> _DATA EXCERPTS_:
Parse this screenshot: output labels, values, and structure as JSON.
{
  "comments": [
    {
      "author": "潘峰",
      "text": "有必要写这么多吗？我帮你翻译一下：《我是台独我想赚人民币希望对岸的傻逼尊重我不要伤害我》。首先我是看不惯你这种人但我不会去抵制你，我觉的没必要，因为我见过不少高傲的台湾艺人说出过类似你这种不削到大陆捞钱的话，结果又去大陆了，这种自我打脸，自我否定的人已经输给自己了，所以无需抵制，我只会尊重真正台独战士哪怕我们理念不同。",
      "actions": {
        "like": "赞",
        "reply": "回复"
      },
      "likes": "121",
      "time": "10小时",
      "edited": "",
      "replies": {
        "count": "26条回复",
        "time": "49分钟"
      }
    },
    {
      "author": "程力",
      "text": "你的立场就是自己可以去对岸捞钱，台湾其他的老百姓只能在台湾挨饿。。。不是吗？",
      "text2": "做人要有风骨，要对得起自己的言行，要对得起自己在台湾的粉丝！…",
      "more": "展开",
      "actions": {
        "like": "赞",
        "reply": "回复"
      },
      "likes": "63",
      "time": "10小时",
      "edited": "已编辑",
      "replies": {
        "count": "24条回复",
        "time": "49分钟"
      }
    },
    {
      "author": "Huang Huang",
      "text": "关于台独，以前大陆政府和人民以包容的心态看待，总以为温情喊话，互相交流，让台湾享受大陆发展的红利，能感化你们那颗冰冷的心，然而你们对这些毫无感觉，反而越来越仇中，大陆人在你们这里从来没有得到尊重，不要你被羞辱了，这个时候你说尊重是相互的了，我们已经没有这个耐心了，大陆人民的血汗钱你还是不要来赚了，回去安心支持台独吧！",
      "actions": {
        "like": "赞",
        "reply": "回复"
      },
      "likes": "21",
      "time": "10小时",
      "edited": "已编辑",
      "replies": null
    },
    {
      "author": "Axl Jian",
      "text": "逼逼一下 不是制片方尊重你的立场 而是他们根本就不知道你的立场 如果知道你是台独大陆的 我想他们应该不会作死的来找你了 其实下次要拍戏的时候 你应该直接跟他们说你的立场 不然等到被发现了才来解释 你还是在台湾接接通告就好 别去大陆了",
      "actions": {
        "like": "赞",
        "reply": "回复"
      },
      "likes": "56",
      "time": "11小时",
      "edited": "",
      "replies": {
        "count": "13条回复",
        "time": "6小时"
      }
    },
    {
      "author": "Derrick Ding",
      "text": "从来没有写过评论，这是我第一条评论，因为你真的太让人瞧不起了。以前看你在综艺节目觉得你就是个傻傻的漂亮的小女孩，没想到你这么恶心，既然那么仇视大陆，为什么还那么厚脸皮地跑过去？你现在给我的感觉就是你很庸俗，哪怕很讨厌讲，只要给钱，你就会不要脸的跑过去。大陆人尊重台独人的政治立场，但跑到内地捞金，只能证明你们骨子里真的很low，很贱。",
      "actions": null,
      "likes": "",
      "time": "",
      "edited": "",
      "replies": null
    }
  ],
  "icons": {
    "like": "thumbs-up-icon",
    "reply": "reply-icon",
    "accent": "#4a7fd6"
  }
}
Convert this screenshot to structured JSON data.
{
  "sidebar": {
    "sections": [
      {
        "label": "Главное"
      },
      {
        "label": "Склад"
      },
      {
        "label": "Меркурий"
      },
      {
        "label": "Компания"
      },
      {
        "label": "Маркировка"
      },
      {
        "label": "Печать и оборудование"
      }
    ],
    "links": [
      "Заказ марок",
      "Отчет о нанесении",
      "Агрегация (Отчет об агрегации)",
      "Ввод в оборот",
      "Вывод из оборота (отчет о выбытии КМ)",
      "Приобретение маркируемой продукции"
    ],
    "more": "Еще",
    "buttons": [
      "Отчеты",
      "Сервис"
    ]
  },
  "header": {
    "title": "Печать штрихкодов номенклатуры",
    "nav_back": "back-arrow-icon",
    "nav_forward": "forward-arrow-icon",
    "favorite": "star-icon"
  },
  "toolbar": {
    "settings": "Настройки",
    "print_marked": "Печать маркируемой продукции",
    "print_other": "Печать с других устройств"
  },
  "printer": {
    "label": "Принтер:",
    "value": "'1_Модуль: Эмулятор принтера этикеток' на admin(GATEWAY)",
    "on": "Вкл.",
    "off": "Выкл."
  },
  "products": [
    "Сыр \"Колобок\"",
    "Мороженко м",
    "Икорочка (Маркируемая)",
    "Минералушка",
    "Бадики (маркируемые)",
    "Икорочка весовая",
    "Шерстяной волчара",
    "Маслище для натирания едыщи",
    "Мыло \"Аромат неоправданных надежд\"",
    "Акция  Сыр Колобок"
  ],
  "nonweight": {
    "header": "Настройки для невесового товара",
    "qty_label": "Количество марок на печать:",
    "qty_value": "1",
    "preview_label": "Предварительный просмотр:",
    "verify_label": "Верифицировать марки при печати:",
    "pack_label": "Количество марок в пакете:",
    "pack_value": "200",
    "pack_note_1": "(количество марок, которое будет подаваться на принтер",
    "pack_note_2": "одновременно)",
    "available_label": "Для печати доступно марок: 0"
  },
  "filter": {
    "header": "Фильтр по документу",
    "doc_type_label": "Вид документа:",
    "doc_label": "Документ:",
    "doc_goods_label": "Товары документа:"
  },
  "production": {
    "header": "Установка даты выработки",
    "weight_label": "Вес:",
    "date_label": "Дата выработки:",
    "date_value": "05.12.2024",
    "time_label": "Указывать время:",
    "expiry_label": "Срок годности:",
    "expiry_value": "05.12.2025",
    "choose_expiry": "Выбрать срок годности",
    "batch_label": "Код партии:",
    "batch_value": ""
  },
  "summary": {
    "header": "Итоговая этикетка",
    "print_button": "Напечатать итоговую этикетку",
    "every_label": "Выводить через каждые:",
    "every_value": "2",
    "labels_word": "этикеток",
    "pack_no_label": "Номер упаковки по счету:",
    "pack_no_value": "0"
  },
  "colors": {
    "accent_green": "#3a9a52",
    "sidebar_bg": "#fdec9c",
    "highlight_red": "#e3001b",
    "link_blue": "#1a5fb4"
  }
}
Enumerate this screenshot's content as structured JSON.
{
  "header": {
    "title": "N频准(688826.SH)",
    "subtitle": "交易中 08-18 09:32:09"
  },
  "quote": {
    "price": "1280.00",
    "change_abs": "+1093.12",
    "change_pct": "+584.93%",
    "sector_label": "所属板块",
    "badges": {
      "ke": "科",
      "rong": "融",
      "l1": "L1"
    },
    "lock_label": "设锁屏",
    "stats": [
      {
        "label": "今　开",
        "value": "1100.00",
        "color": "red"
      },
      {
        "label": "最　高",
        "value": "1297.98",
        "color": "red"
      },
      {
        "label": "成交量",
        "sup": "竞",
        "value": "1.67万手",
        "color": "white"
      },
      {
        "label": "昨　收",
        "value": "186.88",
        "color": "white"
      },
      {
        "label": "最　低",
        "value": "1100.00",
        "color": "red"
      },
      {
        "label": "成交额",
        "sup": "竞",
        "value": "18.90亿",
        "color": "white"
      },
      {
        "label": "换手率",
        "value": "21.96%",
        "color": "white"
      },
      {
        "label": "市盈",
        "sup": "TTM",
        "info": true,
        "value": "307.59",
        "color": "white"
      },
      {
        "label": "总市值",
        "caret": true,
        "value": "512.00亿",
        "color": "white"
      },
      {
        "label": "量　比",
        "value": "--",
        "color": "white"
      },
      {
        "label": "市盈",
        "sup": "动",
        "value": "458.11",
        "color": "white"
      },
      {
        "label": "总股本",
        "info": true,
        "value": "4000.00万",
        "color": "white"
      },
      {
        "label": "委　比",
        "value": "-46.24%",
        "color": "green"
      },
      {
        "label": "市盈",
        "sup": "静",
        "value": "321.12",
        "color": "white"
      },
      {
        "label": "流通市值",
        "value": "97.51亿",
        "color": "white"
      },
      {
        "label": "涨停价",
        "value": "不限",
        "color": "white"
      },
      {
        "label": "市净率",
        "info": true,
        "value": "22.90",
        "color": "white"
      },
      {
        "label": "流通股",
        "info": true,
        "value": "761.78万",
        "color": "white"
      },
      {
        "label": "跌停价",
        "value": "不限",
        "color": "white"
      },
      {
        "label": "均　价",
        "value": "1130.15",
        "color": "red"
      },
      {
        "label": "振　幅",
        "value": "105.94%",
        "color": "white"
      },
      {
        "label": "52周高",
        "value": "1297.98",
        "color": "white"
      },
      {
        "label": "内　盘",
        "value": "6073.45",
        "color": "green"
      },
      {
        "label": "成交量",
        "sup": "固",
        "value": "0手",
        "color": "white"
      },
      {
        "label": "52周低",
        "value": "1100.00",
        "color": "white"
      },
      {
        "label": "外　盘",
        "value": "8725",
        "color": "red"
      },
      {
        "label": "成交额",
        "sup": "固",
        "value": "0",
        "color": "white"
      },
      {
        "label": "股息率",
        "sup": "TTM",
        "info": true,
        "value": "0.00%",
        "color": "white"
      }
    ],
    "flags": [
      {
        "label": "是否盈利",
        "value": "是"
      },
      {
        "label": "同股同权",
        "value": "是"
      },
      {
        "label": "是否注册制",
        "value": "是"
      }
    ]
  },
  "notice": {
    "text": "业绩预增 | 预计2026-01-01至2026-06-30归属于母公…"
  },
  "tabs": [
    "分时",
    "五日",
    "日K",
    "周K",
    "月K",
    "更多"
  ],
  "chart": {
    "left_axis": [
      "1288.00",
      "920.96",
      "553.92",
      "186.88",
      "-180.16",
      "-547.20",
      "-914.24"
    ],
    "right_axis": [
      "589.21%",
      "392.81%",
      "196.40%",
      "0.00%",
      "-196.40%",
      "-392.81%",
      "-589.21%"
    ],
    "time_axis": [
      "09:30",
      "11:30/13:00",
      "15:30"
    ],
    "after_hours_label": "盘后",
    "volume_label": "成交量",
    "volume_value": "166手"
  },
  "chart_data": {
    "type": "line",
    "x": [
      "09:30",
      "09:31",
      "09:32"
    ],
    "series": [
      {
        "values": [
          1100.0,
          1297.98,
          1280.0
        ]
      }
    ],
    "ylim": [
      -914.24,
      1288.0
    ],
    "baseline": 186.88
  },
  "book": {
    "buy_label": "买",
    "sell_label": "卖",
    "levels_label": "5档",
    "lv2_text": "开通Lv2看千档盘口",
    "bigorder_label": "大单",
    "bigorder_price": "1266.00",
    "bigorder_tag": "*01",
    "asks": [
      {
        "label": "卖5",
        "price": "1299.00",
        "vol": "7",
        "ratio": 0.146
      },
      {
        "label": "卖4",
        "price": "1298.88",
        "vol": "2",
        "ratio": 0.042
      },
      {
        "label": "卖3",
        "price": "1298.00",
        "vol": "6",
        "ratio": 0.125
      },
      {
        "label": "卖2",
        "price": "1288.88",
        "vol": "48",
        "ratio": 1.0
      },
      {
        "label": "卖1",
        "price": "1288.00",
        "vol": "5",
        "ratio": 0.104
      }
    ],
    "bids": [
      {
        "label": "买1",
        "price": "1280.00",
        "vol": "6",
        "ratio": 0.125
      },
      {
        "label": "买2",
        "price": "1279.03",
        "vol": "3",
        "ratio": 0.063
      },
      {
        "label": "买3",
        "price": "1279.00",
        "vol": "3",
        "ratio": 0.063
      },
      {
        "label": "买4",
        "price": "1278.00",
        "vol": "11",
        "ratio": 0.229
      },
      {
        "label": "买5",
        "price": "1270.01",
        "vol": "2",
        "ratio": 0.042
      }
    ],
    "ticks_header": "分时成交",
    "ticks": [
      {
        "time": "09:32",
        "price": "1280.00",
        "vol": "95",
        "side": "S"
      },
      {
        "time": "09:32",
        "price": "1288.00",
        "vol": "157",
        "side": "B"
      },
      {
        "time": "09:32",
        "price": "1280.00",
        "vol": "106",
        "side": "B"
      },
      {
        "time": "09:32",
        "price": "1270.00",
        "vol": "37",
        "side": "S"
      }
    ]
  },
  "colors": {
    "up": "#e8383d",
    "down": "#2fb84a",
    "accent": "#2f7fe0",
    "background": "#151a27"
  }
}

> _TO BE DONE_:
Find the word "this" in the entries, and copy every line it shows up in.

> _SOLUTION TO THE EXERCISE_:
Parse this screenshot: output labels, values, and structure as JSON.
Convert this screenshot to structured JSON data.
Enumerate this screenshot's content as structured JSON.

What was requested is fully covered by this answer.